**书面问题**
请照录关于"游游的交换字符"的题解中自"(对结果分类讨论)牛客周赛 Round 1"至"需要注意的是，如果是奇数串，那么结果只有一种，数量多的一定要放两侧。"之间的文字，首尾两处均包括在内。

**阅读文本**
▬▬▬▬▬▬▬▬▬▬

(对结果分类讨论)牛客周赛 Round 1 C.游游的交换字符

题意：

思路：
观察发现相邻元素不同的结果只有两种，要么是101010101...要么是010101010，因此我们可以对结果分类讨论。直接模拟算出两种情况最少需要操作多少次，再取min即可。
需要注意的是，如果是奇数串，那么结果只有一种，数量多的一定要放两侧。

code:

#include <bits/stdc++.h>
#include<bits/extc++.h>
using namespace __gnu_pbds;
using namespace std;
using i64 = long long;
using u64 = unsigned long long;
using PII = pair<i64, i64>;
const int inf = 0x3f3f3f3f;
const i64 INF = 0x3f3f3f3f3f3f3f3f;
#define Z cout << "\n"
#define lb lower_bound
#define ub upper_bound
#define D(x) cerr << #x << ": " << (x) << "\n"
#define DV(v) cerr<<#v<<": ";for(int i=0;i<(v).size();i++)cerr<<((v)[i])<<",";cerr<<"\n"
#if 1
#define int i64
#endif
signed main() {
    ios::sync_with_stdio(false), cin.tie(nullptr), cout.tie(nullptr);
    string s;
    cin >> s;
    int n = s.size();
    s = ' ' + s;
    char c = '0';
    if (n & 1) {
        if (count(s.begin() + 1, s.end(), '0') < count(s.begin() + 1, s.end(), '1'))c = '1';
    }
    vector<int>p;
    p.push_back(5959);
    for (int i = 1; i <= n; i++) {
        if (s[i] == c)p.push_back(i);
    }
    int sum1 = 0;
    for (int i = 1; i < p.size(); i++) {
        int z = 2 * i;
        if (z <= n)sum1 += abs(z - p[i]);
        else sum1 = inf;
    }
    int sum2 = 0;
    for (int i = 1; i < p.size(); i++) {
        int z = 2 * i - 1;
        if (z <= n)sum2 += abs(z - p[i]);
        else sum2 = inf;
    }
    cout << min(sum1, sum2);
    return 0;
}

▬▬▬▬▬▬▬▬▬▬

**所给记录**
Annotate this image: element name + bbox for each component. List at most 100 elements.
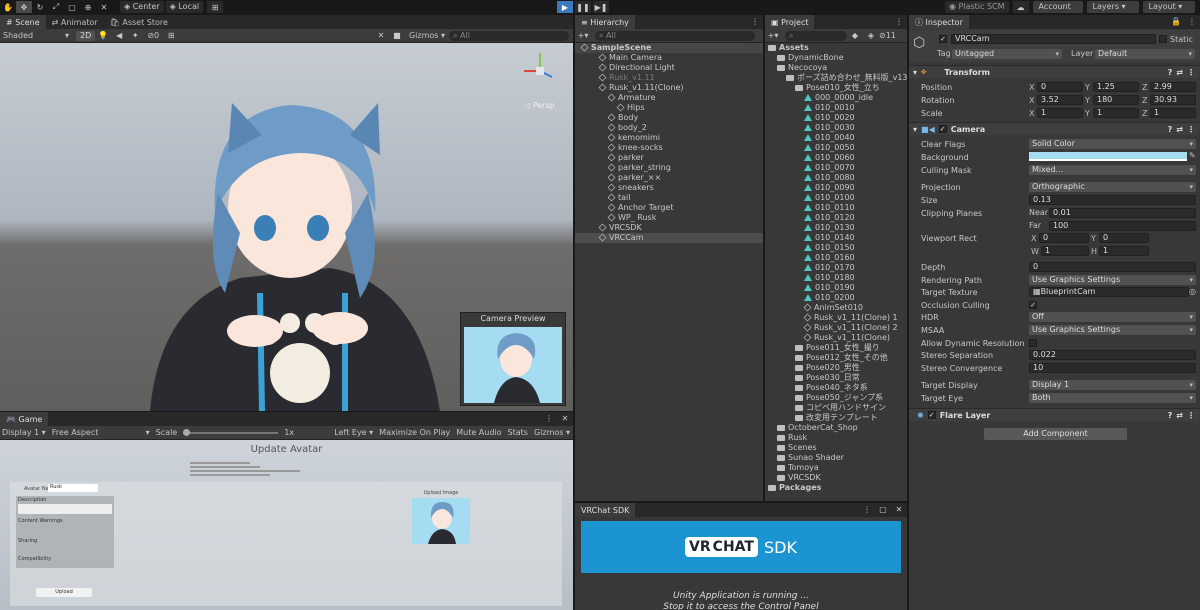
project-item[interactable]: 000_0000_idle: [765, 93, 907, 103]
hierarchy-item[interactable]: tail: [575, 193, 763, 203]
culling-mask-dropdown[interactable]: Mixed...: [1029, 165, 1196, 175]
project-item[interactable]: Pose030_日常: [765, 373, 907, 383]
stereo-separation-field[interactable]: 0.022: [1029, 350, 1196, 360]
object-name-field[interactable]: VRCCam: [951, 34, 1156, 44]
project-item[interactable]: 010_0100: [765, 193, 907, 203]
project-item[interactable]: 010_0010: [765, 103, 907, 113]
tools-icon[interactable]: ✕: [373, 30, 389, 42]
flare-enabled-checkbox[interactable]: ✓: [927, 411, 936, 419]
project-item[interactable]: Pose010_女性_立ち: [765, 83, 907, 93]
tab-project[interactable]: ▣ Project: [765, 15, 815, 29]
rotate-tool-icon[interactable]: ↻: [32, 1, 48, 13]
project-item[interactable]: コピペ用ハンドサイン: [765, 403, 907, 413]
play-button[interactable]: ▶: [557, 1, 573, 13]
pivot-center-button[interactable]: ◈ Center: [120, 1, 164, 13]
help-icon[interactable]: ?: [1168, 125, 1173, 134]
position-z-field[interactable]: 2.99: [1150, 82, 1196, 92]
hierarchy-item[interactable]: parker_string: [575, 163, 763, 173]
project-item[interactable]: VRCSDK: [765, 473, 907, 483]
grid-snap-icon[interactable]: ⊞: [207, 1, 224, 13]
viewport-y-field[interactable]: 0: [1099, 233, 1149, 243]
audio-toggle-icon[interactable]: ◀: [111, 30, 127, 42]
hdr-dropdown[interactable]: Off: [1029, 312, 1196, 322]
size-field[interactable]: 0.13: [1029, 195, 1196, 205]
cloud-icon[interactable]: ☁: [1012, 1, 1029, 13]
transform-tool-icon[interactable]: ⊕: [80, 1, 96, 13]
static-checkbox[interactable]: [1159, 35, 1167, 43]
hierarchy-item[interactable]: parker_××: [575, 173, 763, 183]
project-item[interactable]: Rusk_v1_11(Clone): [765, 333, 907, 343]
position-x-field[interactable]: 0: [1037, 82, 1083, 92]
rendering-path-dropdown[interactable]: Use Graphics Settings: [1029, 275, 1196, 285]
camera-icon[interactable]: ■: [389, 30, 405, 42]
transform-header[interactable]: ▾ ⟡ Transform ? ⇄ ⋮: [909, 65, 1199, 78]
component-menu-icon[interactable]: ⋮: [1187, 125, 1195, 134]
description-input[interactable]: [18, 504, 112, 514]
hierarchy-item[interactable]: kemomimi: [575, 133, 763, 143]
help-icon[interactable]: ?: [1168, 411, 1173, 420]
persp-label[interactable]: ◁ Persp: [524, 101, 555, 110]
project-item[interactable]: Pose012_女性_その他: [765, 353, 907, 363]
hierarchy-item[interactable]: VRCSDK: [575, 223, 763, 233]
project-item[interactable]: 010_0170: [765, 263, 907, 273]
tab-scene[interactable]: # Scene: [0, 15, 46, 29]
project-item[interactable]: Packages: [765, 483, 907, 493]
layer-dropdown[interactable]: Default: [1095, 49, 1195, 59]
layout-dropdown[interactable]: Layout ▾: [1142, 1, 1195, 13]
far-field[interactable]: 100: [1049, 221, 1196, 231]
gizmos-dropdown[interactable]: Gizmos ▾: [405, 31, 449, 40]
hidden-packages-count[interactable]: ⊘11: [879, 31, 896, 40]
game-gizmos-dropdown[interactable]: Gizmos ▾: [534, 428, 570, 437]
close-panel-icon[interactable]: ✕: [557, 412, 573, 424]
scale-x-field[interactable]: 1: [1037, 108, 1083, 118]
more-options-icon[interactable]: ⋮: [747, 15, 763, 27]
lighting-toggle-icon[interactable]: 💡: [95, 30, 111, 42]
eyedropper-icon[interactable]: ✎: [1189, 151, 1196, 160]
active-checkbox[interactable]: ✓: [939, 35, 947, 43]
hierarchy-item[interactable]: sneakers: [575, 183, 763, 193]
hierarchy-item[interactable]: Hips: [575, 103, 763, 113]
project-item[interactable]: Rusk_v1_11(Clone) 2: [765, 323, 907, 333]
display-dropdown[interactable]: Display 1 ▾: [2, 428, 46, 437]
rotation-y-field[interactable]: 180: [1093, 95, 1139, 105]
tab-inspector[interactable]: ⓘ Inspector: [909, 15, 969, 29]
near-field[interactable]: 0.01: [1049, 208, 1196, 218]
hierarchy-item[interactable]: knee-socks: [575, 143, 763, 153]
plastic-scm-button[interactable]: ◉ Plastic SCM: [945, 1, 1009, 13]
more-options-icon[interactable]: ⋮: [1184, 15, 1200, 27]
projection-dropdown[interactable]: Orthographic: [1029, 182, 1196, 192]
project-item[interactable]: Rusk: [765, 433, 907, 443]
hierarchy-item[interactable]: Body: [575, 113, 763, 123]
rotation-x-field[interactable]: 3.52: [1037, 95, 1083, 105]
project-item[interactable]: 010_0180: [765, 273, 907, 283]
mute-audio-toggle[interactable]: Mute Audio: [456, 428, 501, 437]
clear-flags-dropdown[interactable]: Solid Color: [1029, 139, 1196, 149]
project-item[interactable]: Sunao Shader: [765, 453, 907, 463]
more-options-icon[interactable]: ⋮: [541, 412, 557, 424]
project-search-input[interactable]: ⌕: [785, 30, 847, 41]
component-menu-icon[interactable]: ⋮: [1187, 68, 1195, 77]
project-item[interactable]: 改変用テンプレート: [765, 413, 907, 423]
grid-toggle-icon[interactable]: ⊞: [163, 30, 179, 42]
tab-vrchat-sdk[interactable]: VRChat SDK: [575, 503, 636, 517]
hierarchy-item[interactable]: parker: [575, 153, 763, 163]
camera-enabled-checkbox[interactable]: ✓: [938, 125, 947, 133]
more-options-icon[interactable]: ⋮: [891, 15, 907, 27]
add-icon[interactable]: +▾: [765, 30, 781, 42]
eye-dropdown[interactable]: Left Eye ▾: [334, 428, 373, 437]
pause-button[interactable]: ❚❚: [575, 1, 591, 13]
object-picker-icon[interactable]: ◎: [1189, 287, 1196, 296]
project-item[interactable]: 010_0080: [765, 173, 907, 183]
project-item[interactable]: Pose011_女性_撮り: [765, 343, 907, 353]
game-viewport[interactable]: Update Avatar Avatar Name Rusk Descripti…: [0, 440, 573, 610]
step-button[interactable]: ▶❚: [593, 1, 609, 13]
position-y-field[interactable]: 1.25: [1093, 82, 1139, 92]
hierarchy-item[interactable]: Directional Light: [575, 63, 763, 73]
hierarchy-item[interactable]: Anchor Target: [575, 203, 763, 213]
target-eye-dropdown[interactable]: Both: [1029, 393, 1196, 403]
project-item[interactable]: 010_0050: [765, 143, 907, 153]
project-item[interactable]: 010_0030: [765, 123, 907, 133]
filter-type-icon[interactable]: ◆: [847, 30, 863, 42]
project-item[interactable]: 010_0140: [765, 233, 907, 243]
preset-icon[interactable]: ⇄: [1176, 125, 1183, 134]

▬▬▬▬▬▬▬▬▬▬

**答复**
(对结果分类讨论)牛客周赛 Round 1 C.游游的交换字符

题意：

思路：
观察发现相邻元素不同的结果只有两种，要么是101010101...要么是010101010，因此我们可以对结果分类讨论。直接模拟算出两种情况最少需要操作多少次，再取min即可。
需要注意的是，如果是奇数串，那么结果只有一种，数量多的一定要放两侧。